WHAT THIS TASK INVOLVES
Retype the records that come next, word for word.

Dataset entries
════════════════
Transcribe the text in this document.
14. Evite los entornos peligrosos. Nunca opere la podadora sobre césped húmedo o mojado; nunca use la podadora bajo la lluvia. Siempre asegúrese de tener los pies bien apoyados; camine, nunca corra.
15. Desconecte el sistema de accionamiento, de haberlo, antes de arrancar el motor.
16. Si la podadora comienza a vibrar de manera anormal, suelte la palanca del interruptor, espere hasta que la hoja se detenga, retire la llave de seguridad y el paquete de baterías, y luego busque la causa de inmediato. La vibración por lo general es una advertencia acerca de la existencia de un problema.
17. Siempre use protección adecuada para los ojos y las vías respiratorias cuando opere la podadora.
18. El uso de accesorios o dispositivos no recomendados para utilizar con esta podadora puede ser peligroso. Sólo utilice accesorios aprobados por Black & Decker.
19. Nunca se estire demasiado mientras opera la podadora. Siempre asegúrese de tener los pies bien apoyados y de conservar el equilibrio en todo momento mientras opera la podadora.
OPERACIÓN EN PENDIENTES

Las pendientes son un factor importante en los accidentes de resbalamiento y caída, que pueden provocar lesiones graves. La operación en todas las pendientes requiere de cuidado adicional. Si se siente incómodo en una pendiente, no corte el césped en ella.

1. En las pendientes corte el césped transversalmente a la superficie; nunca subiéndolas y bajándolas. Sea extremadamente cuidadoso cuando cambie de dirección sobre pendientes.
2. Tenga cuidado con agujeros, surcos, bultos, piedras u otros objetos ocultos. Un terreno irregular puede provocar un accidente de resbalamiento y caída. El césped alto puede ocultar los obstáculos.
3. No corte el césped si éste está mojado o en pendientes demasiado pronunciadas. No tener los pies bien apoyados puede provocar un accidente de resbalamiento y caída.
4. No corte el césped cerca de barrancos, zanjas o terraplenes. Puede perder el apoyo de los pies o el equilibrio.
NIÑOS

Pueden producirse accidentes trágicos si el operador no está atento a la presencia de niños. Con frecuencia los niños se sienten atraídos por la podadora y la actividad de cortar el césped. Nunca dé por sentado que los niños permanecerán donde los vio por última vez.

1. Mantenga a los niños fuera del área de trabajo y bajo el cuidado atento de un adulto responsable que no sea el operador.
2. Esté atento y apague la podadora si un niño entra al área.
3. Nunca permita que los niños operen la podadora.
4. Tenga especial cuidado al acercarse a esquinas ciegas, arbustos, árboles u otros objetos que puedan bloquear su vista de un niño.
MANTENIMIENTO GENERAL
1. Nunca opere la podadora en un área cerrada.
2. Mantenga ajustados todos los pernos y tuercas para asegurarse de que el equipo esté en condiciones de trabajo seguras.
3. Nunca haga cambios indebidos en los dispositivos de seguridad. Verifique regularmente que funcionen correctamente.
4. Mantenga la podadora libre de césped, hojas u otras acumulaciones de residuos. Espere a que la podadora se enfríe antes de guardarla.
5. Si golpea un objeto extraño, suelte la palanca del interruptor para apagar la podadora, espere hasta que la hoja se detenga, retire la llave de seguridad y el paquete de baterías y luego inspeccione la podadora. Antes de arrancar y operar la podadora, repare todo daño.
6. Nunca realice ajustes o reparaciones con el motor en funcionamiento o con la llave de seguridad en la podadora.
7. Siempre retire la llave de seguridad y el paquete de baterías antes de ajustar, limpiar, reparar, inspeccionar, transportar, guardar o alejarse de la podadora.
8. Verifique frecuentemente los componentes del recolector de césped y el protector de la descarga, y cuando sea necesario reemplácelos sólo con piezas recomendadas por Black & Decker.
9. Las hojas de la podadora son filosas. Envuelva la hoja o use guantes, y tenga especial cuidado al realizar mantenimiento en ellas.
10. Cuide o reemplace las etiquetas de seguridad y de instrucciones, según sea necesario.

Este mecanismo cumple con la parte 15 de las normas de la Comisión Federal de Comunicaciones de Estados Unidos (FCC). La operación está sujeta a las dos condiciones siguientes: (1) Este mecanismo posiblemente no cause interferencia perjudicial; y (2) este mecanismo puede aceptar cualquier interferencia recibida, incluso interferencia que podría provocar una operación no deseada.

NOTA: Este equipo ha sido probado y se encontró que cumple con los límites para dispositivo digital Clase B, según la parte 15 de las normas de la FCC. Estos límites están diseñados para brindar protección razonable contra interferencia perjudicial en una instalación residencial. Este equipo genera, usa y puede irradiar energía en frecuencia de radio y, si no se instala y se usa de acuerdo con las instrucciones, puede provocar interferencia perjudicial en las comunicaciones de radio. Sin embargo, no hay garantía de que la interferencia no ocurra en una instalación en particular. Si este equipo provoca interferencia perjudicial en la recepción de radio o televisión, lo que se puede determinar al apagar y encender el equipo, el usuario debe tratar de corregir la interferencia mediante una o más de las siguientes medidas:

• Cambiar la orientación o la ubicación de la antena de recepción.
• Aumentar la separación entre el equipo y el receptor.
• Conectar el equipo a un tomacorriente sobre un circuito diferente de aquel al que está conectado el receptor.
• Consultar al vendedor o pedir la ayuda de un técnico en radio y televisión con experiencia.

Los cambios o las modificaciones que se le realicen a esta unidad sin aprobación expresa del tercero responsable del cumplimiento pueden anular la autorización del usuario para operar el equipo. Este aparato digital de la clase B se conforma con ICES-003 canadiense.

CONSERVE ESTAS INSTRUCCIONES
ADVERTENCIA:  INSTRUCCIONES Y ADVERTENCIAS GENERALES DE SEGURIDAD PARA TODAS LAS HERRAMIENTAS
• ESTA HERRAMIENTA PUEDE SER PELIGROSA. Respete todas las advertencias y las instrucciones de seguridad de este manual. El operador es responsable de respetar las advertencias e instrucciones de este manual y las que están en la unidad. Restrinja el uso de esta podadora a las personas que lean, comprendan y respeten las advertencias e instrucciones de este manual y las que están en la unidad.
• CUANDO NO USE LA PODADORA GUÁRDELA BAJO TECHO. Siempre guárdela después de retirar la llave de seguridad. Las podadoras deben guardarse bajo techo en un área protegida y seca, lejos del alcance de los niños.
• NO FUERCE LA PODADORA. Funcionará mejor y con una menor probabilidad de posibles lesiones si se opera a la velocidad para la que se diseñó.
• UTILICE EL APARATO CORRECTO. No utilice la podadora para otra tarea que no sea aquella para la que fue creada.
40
════════════════
RESPONSE TO THE TASK
Transcribe the text in this document.
14. Evite los entornos peligrosos. Nunca opere la podadora sobre césped húmedo o mojado; nunca use la podadora bajo la lluvia. Siempre asegúrese de tener los pies bien apoyados; camine, nunca corra.
15. Desconecte el sistema de accionamiento, de haberlo, antes de arrancar el motor.
16. Si la podadora comienza a vibrar de manera anormal, suelte la palanca del interruptor, espere hasta que la hoja se detenga, retire la llave de seguridad y el paquete de baterías, y luego busque la causa de inmediato. La vibración por lo general es una advertencia acerca de la existencia de un problema.
17. Siempre use protección adecuada para los ojos y las vías respiratorias cuando opere la podadora.
18. El uso de accesorios o dispositivos no recomendados para utilizar con esta podadora puede ser peligroso. Sólo utilice accesorios aprobados por Black & Decker.
19. Nunca se estire demasiado mientras opera la podadora. Siempre asegúrese de tener los pies bien apoyados y de conservar el equilibrio en todo momento mientras opera la podadora.
OPERACIÓN EN PENDIENTES

Las pendientes son un factor importante en los accidentes de resbalamiento y caída, que pueden provocar lesiones graves. La operación en todas las pendientes requiere de cuidado adicional. Si se siente incómodo en una pendiente, no corte el césped en ella.

1. En las pendientes corte el césped transversalmente a la superficie; nunca subiéndolas y bajándolas. Sea extremadamente cuidadoso cuando cambie de dirección sobre pendientes.
2. Tenga cuidado con agujeros, surcos, bultos, piedras u otros objetos ocultos. Un terreno irregular puede provocar un accidente de resbalamiento y caída. El césped alto puede ocultar los obstáculos.
3. No corte el césped si éste está mojado o en pendientes demasiado pronunciadas. No tener los pies bien apoyados puede provocar un accidente de resbalamiento y caída.
4. No corte el césped cerca de barrancos, zanjas o terraplenes. Puede perder el apoyo de los pies o el equilibrio.
NIÑOS

Pueden producirse accidentes trágicos si el operador no está atento a la presencia de niños. Con frecuencia los niños se sienten atraídos por la podadora y la actividad de cortar el césped. Nunca dé por sentado que los niños permanecerán donde los vio por última vez.

1. Mantenga a los niños fuera del área de trabajo y bajo el cuidado atento de un adulto responsable que no sea el operador.
2. Esté atento y apague la podadora si un niño entra al área.
3. Nunca permita que los niños operen la podadora.
4. Tenga especial cuidado al acercarse a esquinas ciegas, arbustos, árboles u otros objetos que puedan bloquear su vista de un niño.
MANTENIMIENTO GENERAL
1. Nunca opere la podadora en un área cerrada.
2. Mantenga ajustados todos los pernos y tuercas para asegurarse de que el equipo esté en condiciones de trabajo seguras.
3. Nunca haga cambios indebidos en los dispositivos de seguridad. Verifique regularmente que funcionen correctamente.
4. Mantenga la podadora libre de césped, hojas u otras acumulaciones de residuos. Espere a que la podadora se enfríe antes de guardarla.
5. Si golpea un objeto extraño, suelte la palanca del interruptor para apagar la podadora, espere hasta que la hoja se detenga, retire la llave de seguridad y el paquete de baterías y luego inspeccione la podadora. Antes de arrancar y operar la podadora, repare todo daño.
6. Nunca realice ajustes o reparaciones con el motor en funcionamiento o con la llave de seguridad en la podadora.
7. Siempre retire la llave de seguridad y el paquete de baterías antes de ajustar, limpiar, reparar, inspeccionar, transportar, guardar o alejarse de la podadora.
8. Verifique frecuentemente los componentes del recolector de césped y el protector de la descarga, y cuando sea necesario reemplácelos sólo con piezas recomendadas por Black & Decker.
9. Las hojas de la podadora son filosas. Envuelva la hoja o use guantes, y tenga especial cuidado al realizar mantenimiento en ellas.
10. Cuide o reemplace las etiquetas de seguridad y de instrucciones, según sea necesario.

Este mecanismo cumple con la parte 15 de las normas de la Comisión Federal de Comunicaciones de Estados Unidos (FCC). La operación está sujeta a las dos condiciones siguientes: (1) Este mecanismo posiblemente no cause interferencia perjudicial; y (2) este mecanismo puede aceptar cualquier interferencia recibida, incluso interferencia que podría provocar una operación no deseada.

NOTA: Este equipo ha sido probado y se encontró que cumple con los límites para dispositivo digital Clase B, según la parte 15 de las normas de la FCC. Estos límites están diseñados para brindar protección razonable contra interferencia perjudicial en una instalación residencial. Este equipo genera, usa y puede irradiar energía en frecuencia de radio y, si no se instala y se usa de acuerdo con las instrucciones, puede provocar interferencia perjudicial en las comunicaciones de radio. Sin embargo, no hay garantía de que la interferencia no ocurra en una instalación en particular. Si este equipo provoca interferencia perjudicial en la recepción de radio o televisión, lo que se puede determinar al apagar y encender el equipo, el usuario debe tratar de corregir la interferencia mediante una o más de las siguientes medidas:

• Cambiar la orientación o la ubicación de la antena de recepción.
• Aumentar la separación entre el equipo y el receptor.
• Conectar el equipo a un tomacorriente sobre un circuito diferente de aquel al que está conectado el receptor.
• Consultar al vendedor o pedir la ayuda de un técnico en radio y televisión con experiencia.

Los cambios o las modificaciones que se le realicen a esta unidad sin aprobación expresa del tercero responsable del cumplimiento pueden anular la autorización del usuario para operar el equipo. Este aparato digital de la clase B se conforma con ICES-003 canadiense.

CONSERVE ESTAS INSTRUCCIONES
ADVERTENCIA:  INSTRUCCIONES Y ADVERTENCIAS GENERALES DE SEGURIDAD PARA TODAS LAS HERRAMIENTAS
• ESTA HERRAMIENTA PUEDE SER PELIGROSA. Respete todas las advertencias y las instrucciones de seguridad de este manual. El operador es responsable de respetar las advertencias e instrucciones de este manual y las que están en la unidad. Restrinja el uso de esta podadora a las personas que lean, comprendan y respeten las advertencias e instrucciones de este manual y las que están en la unidad.
• CUANDO NO USE LA PODADORA GUÁRDELA BAJO TECHO. Siempre guárdela después de retirar la llave de seguridad. Las podadoras deben guardarse bajo techo en un área protegida y seca, lejos del alcance de los niños.
• NO FUERCE LA PODADORA. Funcionará mejor y con una menor probabilidad de posibles lesiones si se opera a la velocidad para la que se diseñó.
• UTILICE EL APARATO CORRECTO. No utilice la podadora para otra tarea que no sea aquella para la que fue creada.
40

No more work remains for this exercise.